Provided material:
* START *

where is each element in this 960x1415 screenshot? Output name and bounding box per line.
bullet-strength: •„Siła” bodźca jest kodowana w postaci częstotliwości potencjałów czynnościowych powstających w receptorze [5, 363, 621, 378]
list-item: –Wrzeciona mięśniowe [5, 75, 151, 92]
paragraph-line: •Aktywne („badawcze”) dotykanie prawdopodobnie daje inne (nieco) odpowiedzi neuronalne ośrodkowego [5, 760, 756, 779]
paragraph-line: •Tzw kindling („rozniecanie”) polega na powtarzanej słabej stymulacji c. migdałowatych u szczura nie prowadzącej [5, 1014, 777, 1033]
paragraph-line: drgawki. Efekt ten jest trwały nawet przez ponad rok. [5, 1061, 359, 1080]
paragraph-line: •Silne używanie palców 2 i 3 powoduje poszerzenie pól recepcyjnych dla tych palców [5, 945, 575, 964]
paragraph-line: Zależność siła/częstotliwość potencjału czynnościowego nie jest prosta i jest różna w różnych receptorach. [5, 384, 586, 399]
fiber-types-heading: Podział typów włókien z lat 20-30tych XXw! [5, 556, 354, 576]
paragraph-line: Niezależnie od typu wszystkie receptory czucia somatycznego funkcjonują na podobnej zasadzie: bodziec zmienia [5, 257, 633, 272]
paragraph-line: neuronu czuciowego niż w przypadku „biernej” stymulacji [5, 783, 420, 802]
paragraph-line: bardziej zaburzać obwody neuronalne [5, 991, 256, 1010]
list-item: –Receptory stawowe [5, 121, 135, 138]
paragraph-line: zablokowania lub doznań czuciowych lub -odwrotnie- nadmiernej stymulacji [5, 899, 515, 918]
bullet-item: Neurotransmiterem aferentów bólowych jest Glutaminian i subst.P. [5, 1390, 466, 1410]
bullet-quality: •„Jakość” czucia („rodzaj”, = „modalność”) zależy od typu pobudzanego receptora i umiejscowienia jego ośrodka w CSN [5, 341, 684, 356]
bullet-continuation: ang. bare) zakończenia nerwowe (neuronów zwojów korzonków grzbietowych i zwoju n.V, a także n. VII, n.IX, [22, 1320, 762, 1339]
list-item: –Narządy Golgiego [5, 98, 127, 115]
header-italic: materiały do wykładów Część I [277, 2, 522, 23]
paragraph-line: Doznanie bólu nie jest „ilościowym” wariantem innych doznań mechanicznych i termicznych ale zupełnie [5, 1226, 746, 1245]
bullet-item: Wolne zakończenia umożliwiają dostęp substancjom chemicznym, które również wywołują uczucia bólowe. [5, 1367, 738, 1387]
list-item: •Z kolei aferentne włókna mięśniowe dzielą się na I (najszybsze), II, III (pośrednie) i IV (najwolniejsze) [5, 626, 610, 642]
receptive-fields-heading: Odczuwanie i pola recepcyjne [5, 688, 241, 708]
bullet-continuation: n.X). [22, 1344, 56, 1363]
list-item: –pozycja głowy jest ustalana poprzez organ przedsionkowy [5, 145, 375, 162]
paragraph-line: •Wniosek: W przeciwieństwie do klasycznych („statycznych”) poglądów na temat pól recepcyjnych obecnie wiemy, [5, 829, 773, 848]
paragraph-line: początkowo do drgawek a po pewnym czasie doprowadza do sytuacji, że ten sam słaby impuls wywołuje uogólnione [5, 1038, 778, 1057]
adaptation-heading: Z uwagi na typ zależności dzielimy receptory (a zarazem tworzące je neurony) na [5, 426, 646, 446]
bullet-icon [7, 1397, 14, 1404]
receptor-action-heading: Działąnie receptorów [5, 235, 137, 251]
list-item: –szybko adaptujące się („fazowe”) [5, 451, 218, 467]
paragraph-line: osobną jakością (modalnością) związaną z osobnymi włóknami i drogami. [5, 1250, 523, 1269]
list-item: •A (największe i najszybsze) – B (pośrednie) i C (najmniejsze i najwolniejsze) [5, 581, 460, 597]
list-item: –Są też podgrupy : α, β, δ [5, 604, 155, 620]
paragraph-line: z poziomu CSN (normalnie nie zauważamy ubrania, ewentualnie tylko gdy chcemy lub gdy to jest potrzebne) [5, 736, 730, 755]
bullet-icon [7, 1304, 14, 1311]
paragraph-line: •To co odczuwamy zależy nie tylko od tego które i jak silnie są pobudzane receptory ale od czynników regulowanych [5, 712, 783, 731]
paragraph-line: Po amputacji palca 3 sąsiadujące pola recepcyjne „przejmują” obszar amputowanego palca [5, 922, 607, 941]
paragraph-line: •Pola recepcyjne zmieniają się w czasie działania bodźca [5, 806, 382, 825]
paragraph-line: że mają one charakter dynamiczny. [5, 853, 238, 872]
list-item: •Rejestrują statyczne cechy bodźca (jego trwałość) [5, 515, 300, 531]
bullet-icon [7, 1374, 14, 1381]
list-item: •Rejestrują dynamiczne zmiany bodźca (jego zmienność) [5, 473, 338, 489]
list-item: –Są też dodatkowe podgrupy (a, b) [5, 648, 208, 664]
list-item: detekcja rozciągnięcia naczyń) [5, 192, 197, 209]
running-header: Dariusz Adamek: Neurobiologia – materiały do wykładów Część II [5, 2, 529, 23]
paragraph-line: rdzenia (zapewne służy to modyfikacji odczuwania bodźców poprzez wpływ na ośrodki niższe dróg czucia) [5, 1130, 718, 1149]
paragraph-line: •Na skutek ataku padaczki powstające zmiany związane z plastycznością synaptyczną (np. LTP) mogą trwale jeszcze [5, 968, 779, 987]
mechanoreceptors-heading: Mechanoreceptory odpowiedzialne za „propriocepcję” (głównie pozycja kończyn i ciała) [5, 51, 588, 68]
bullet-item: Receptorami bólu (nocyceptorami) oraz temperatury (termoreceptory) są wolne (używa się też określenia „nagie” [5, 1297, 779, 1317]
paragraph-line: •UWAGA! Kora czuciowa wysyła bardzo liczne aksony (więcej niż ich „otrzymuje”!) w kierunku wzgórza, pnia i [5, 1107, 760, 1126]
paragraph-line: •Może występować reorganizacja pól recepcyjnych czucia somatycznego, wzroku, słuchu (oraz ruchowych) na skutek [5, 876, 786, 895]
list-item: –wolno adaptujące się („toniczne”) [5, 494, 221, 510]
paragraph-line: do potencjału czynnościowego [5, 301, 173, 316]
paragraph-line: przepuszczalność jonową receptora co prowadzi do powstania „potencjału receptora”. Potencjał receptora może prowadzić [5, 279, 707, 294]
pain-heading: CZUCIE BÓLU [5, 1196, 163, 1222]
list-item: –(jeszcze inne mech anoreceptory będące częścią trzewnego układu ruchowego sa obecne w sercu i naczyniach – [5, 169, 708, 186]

* END *

What you need to do: Rewrite all of the records above, substituting "Narządy ścięgniste Golgiego" for "Narządy Golgiego" and leaving everything else unchanged.

Expected answer:
where is each element in this 960x1415 screenshot? Output name and bounding box per line.
bullet-strength: •„Siła” bodźca jest kodowana w postaci częstotliwości potencjałów czynnościowych powstających w receptorze [5, 363, 621, 378]
list-item: –Wrzeciona mięśniowe [5, 75, 151, 92]
paragraph-line: •Aktywne („badawcze”) dotykanie prawdopodobnie daje inne (nieco) odpowiedzi neuronalne ośrodkowego [5, 760, 756, 779]
paragraph-line: •Tzw kindling („rozniecanie”) polega na powtarzanej słabej stymulacji c. migdałowatych u szczura nie prowadzącej [5, 1014, 777, 1033]
paragraph-line: drgawki. Efekt ten jest trwały nawet przez ponad rok. [5, 1061, 359, 1080]
paragraph-line: •Silne używanie palców 2 i 3 powoduje poszerzenie pól recepcyjnych dla tych palców [5, 945, 575, 964]
paragraph-line: Zależność siła/częstotliwość potencjału czynnościowego nie jest prosta i jest różna w różnych receptorach. [5, 384, 586, 399]
fiber-types-heading: Podział typów włókien z lat 20-30tych XXw! [5, 556, 354, 576]
paragraph-line: Niezależnie od typu wszystkie receptory czucia somatycznego funkcjonują na podobnej zasadzie: bodziec zmienia [5, 257, 633, 272]
paragraph-line: neuronu czuciowego niż w przypadku „biernej” stymulacji [5, 783, 420, 802]
paragraph-line: bardziej zaburzać obwody neuronalne [5, 991, 256, 1010]
list-item: –Receptory stawowe [5, 121, 135, 138]
paragraph-line: zablokowania lub doznań czuciowych lub -odwrotnie- nadmiernej stymulacji [5, 899, 515, 918]
bullet-item: Neurotransmiterem aferentów bólowych jest Glutaminian i subst.P. [5, 1390, 466, 1410]
bullet-quality: •„Jakość” czucia („rodzaj”, = „modalność”) zależy od typu pobudzanego receptora i umiejscowienia jego ośrodka w CSN [5, 341, 684, 356]
bullet-continuation: ang. bare) zakończenia nerwowe (neuronów zwojów korzonków grzbietowych i zwoju n.V, a także n. VII, n.IX, [22, 1320, 762, 1339]
list-item: –Narządy ścięgniste Golgiego [5, 98, 127, 115]
header-italic: materiały do wykładów Część I [277, 2, 522, 23]
paragraph-line: Doznanie bólu nie jest „ilościowym” wariantem innych doznań mechanicznych i termicznych ale zupełnie [5, 1226, 746, 1245]
bullet-item: Wolne zakończenia umożliwiają dostęp substancjom chemicznym, które również wywołują uczucia bólowe. [5, 1367, 738, 1387]
list-item: •Z kolei aferentne włókna mięśniowe dzielą się na I (najszybsze), II, III (pośrednie) i IV (najwolniejsze) [5, 626, 610, 642]
receptive-fields-heading: Odczuwanie i pola recepcyjne [5, 688, 241, 708]
bullet-continuation: n.X). [22, 1344, 56, 1363]
list-item: –pozycja głowy jest ustalana poprzez organ przedsionkowy [5, 145, 375, 162]
paragraph-line: •Wniosek: W przeciwieństwie do klasycznych („statycznych”) poglądów na temat pól recepcyjnych obecnie wiemy, [5, 829, 773, 848]
paragraph-line: początkowo do drgawek a po pewnym czasie doprowadza do sytuacji, że ten sam słaby impuls wywołuje uogólnione [5, 1038, 778, 1057]
adaptation-heading: Z uwagi na typ zależności dzielimy receptory (a zarazem tworzące je neurony) na [5, 426, 646, 446]
bullet-icon [7, 1397, 14, 1404]
receptor-action-heading: Działąnie receptorów [5, 235, 137, 251]
list-item: –szybko adaptujące się („fazowe”) [5, 451, 218, 467]
paragraph-line: osobną jakością (modalnością) związaną z osobnymi włóknami i drogami. [5, 1250, 523, 1269]
list-item: •A (największe i najszybsze) – B (pośrednie) i C (najmniejsze i najwolniejsze) [5, 581, 460, 597]
list-item: –Są też podgrupy : α, β, δ [5, 604, 155, 620]
paragraph-line: z poziomu CSN (normalnie nie zauważamy ubrania, ewentualnie tylko gdy chcemy lub gdy to jest potrzebne) [5, 736, 730, 755]
bullet-icon [7, 1304, 14, 1311]
paragraph-line: •To co odczuwamy zależy nie tylko od tego które i jak silnie są pobudzane receptory ale od czynników regulowanych [5, 712, 783, 731]
paragraph-line: Po amputacji palca 3 sąsiadujące pola recepcyjne „przejmują” obszar amputowanego palca [5, 922, 607, 941]
paragraph-line: •Pola recepcyjne zmieniają się w czasie działania bodźca [5, 806, 382, 825]
paragraph-line: że mają one charakter dynamiczny. [5, 853, 238, 872]
list-item: •Rejestrują statyczne cechy bodźca (jego trwałość) [5, 515, 300, 531]
bullet-icon [7, 1374, 14, 1381]
list-item: •Rejestrują dynamiczne zmiany bodźca (jego zmienność) [5, 473, 338, 489]
list-item: –Są też dodatkowe podgrupy (a, b) [5, 648, 208, 664]
list-item: detekcja rozciągnięcia naczyń) [5, 192, 197, 209]
running-header: Dariusz Adamek: Neurobiologia – materiały do wykładów Część II [5, 2, 529, 23]
paragraph-line: rdzenia (zapewne służy to modyfikacji odczuwania bodźców poprzez wpływ na ośrodki niższe dróg czucia) [5, 1130, 718, 1149]
paragraph-line: •Na skutek ataku padaczki powstające zmiany związane z plastycznością synaptyczną (np. LTP) mogą trwale jeszcze [5, 968, 779, 987]
mechanoreceptors-heading: Mechanoreceptory odpowiedzialne za „propriocepcję” (głównie pozycja kończyn i ciała) [5, 51, 588, 68]
bullet-item: Receptorami bólu (nocyceptorami) oraz temperatury (termoreceptory) są wolne (używa się też określenia „nagie” [5, 1297, 779, 1317]
paragraph-line: •UWAGA! Kora czuciowa wysyła bardzo liczne aksony (więcej niż ich „otrzymuje”!) w kierunku wzgórza, pnia i [5, 1107, 760, 1126]
paragraph-line: •Może występować reorganizacja pól recepcyjnych czucia somatycznego, wzroku, słuchu (oraz ruchowych) na skutek [5, 876, 786, 895]
list-item: –wolno adaptujące się („toniczne”) [5, 494, 221, 510]
paragraph-line: do potencjału czynnościowego [5, 301, 173, 316]
paragraph-line: przepuszczalność jonową receptora co prowadzi do powstania „potencjału receptora”. Potencjał receptora może prowadzić [5, 279, 707, 294]
pain-heading: CZUCIE BÓLU [5, 1196, 163, 1222]
list-item: –(jeszcze inne mech anoreceptory będące częścią trzewnego układu ruchowego sa obecne w sercu i naczyniach – [5, 169, 708, 186]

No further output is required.